:: MATERIAL TO PROCESS ::

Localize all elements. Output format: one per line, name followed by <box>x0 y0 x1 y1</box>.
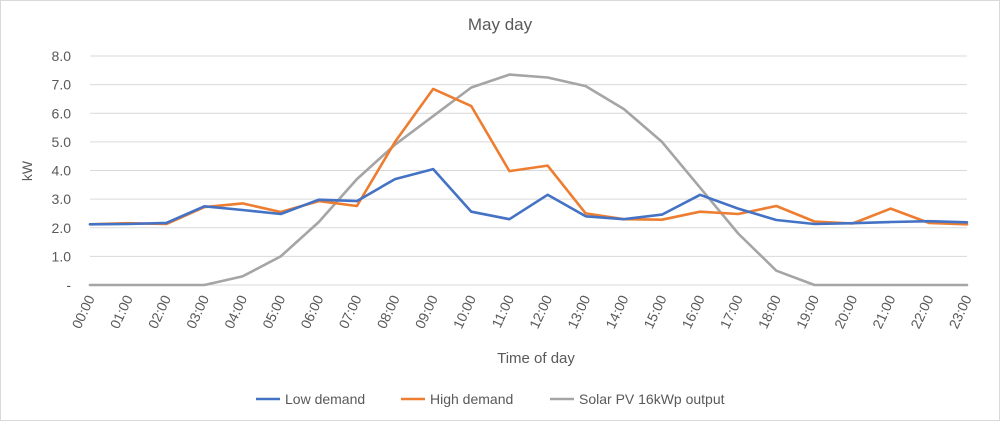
x-tick-label: 10:00 <box>450 292 479 331</box>
x-axis-label: Time of day <box>497 350 575 367</box>
series-line-1 <box>88 87 969 226</box>
x-tick-label: 14:00 <box>602 292 631 331</box>
y-tick-label: 6.0 <box>52 105 72 121</box>
x-tick-label: 23:00 <box>945 292 974 331</box>
x-tick-label: 11:00 <box>488 292 517 330</box>
x-tick-label: 02:00 <box>145 292 174 331</box>
x-tick-label: 19:00 <box>793 292 822 331</box>
chart-title: May day <box>468 15 533 34</box>
x-tick-label: 17:00 <box>717 292 746 331</box>
legend-label-1: High demand <box>430 391 513 407</box>
y-tick-label: 3.0 <box>52 191 72 207</box>
x-tick-label: 00:00 <box>68 292 97 331</box>
x-tick-label: 06:00 <box>297 292 326 331</box>
legend-label-0: Low demand <box>285 391 365 407</box>
x-tick-label: 13:00 <box>564 292 593 331</box>
y-tick-label: - <box>66 277 71 293</box>
y-tick-label: 8.0 <box>52 48 72 64</box>
x-tick-label: 21:00 <box>869 292 898 331</box>
x-tick-label: 01:00 <box>107 292 136 331</box>
x-tick-label: 08:00 <box>373 292 402 331</box>
y-tick-label: 2.0 <box>52 220 72 236</box>
legend: Low demand High demand Solar PV 16kWp outp… <box>256 391 725 407</box>
gridlines <box>90 55 967 286</box>
x-axis-ticks: 00:00 01:00 02:00 03:00 04:00 05:00 06:00 07:00… <box>68 292 974 331</box>
x-tick-label: 05:00 <box>259 292 288 331</box>
legend-label-2: Solar PV 16kWp output <box>579 391 725 407</box>
y-axis-label: kW <box>19 160 35 181</box>
y-tick-label: 4.0 <box>52 163 72 179</box>
x-tick-label: 15:00 <box>640 292 669 331</box>
x-tick-label: 03:00 <box>183 292 212 331</box>
x-tick-label: 09:00 <box>412 292 441 331</box>
x-tick-label: 20:00 <box>831 292 860 331</box>
series-line-2 <box>88 73 969 287</box>
series-line-0 <box>88 167 969 226</box>
x-tick-label: 22:00 <box>907 292 936 331</box>
x-tick-label: 18:00 <box>755 292 784 331</box>
x-tick-label: 04:00 <box>221 292 250 331</box>
y-tick-label: 5.0 <box>52 134 72 150</box>
x-tick-label: 16:00 <box>678 292 707 331</box>
x-tick-label: 12:00 <box>526 292 555 331</box>
y-tick-label: 1.0 <box>52 248 72 264</box>
y-axis-ticks: - 1.0 2.0 3.0 4.0 5.0 6.0 7.0 8.0 <box>52 48 72 293</box>
x-tick-label: 07:00 <box>335 292 364 331</box>
series-lines <box>88 73 969 287</box>
y-tick-label: 7.0 <box>52 77 72 93</box>
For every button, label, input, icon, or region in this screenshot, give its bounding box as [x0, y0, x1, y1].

:::

> _REQUIRED WORK_: Render the lines of the listing above as a numbered list, from the line containing "x-tick-label: 10:00 <box>450" through the line containing "x-tick-label: 11:00 <box>488", with both of those lines included and blank lines left out.

> _SOLUTION FOR THIS PROBLEM_:
1. x-tick-label: 10:00 <box>450 292 479 331</box>
2. x-axis-label: Time of day <box>497 350 575 367</box>
3. series-line-1 <box>88 87 969 226</box>
4. x-tick-label: 14:00 <box>602 292 631 331</box>
5. y-tick-label: 6.0 <box>52 105 72 121</box>
6. x-tick-label: 23:00 <box>945 292 974 331</box>
7. x-tick-label: 11:00 <box>488 292 517 330</box>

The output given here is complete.